== Written task ==
Determine which lines contain the word "value", then copy those lines.

— start Input for this task —

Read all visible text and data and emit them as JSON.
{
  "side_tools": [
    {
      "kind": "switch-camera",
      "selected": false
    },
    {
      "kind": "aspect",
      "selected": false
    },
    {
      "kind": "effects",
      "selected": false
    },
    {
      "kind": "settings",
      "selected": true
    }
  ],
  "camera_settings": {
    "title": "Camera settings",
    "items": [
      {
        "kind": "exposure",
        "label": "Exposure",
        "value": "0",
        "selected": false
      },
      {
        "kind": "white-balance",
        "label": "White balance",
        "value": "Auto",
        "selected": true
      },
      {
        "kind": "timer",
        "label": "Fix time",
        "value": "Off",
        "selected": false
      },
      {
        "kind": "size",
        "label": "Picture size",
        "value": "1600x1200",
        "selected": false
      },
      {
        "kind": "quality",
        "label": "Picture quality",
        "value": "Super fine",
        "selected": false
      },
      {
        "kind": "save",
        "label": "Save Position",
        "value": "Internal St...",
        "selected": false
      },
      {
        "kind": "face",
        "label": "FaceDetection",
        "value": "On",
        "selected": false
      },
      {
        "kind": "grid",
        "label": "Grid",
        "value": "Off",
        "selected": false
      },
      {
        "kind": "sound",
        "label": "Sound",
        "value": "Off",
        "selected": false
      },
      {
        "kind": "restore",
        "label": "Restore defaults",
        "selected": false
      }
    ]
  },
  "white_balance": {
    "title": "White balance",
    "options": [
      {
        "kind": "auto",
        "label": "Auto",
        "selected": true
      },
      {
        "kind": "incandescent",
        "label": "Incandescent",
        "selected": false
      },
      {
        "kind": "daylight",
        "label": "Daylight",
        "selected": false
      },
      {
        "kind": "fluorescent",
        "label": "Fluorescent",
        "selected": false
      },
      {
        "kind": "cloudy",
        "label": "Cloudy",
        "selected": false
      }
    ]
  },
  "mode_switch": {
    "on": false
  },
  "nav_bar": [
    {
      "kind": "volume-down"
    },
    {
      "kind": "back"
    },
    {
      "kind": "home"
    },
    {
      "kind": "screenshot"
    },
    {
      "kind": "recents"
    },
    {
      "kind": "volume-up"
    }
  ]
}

— end Input for this task —

== Written reply ==
        "value": "0",
        "value": "Auto",
        "value": "Off",
        "value": "1600x1200",
        "value": "Super fine",
        "value": "Internal St...",
        "value": "On",
        "value": "Off",
        "value": "Off",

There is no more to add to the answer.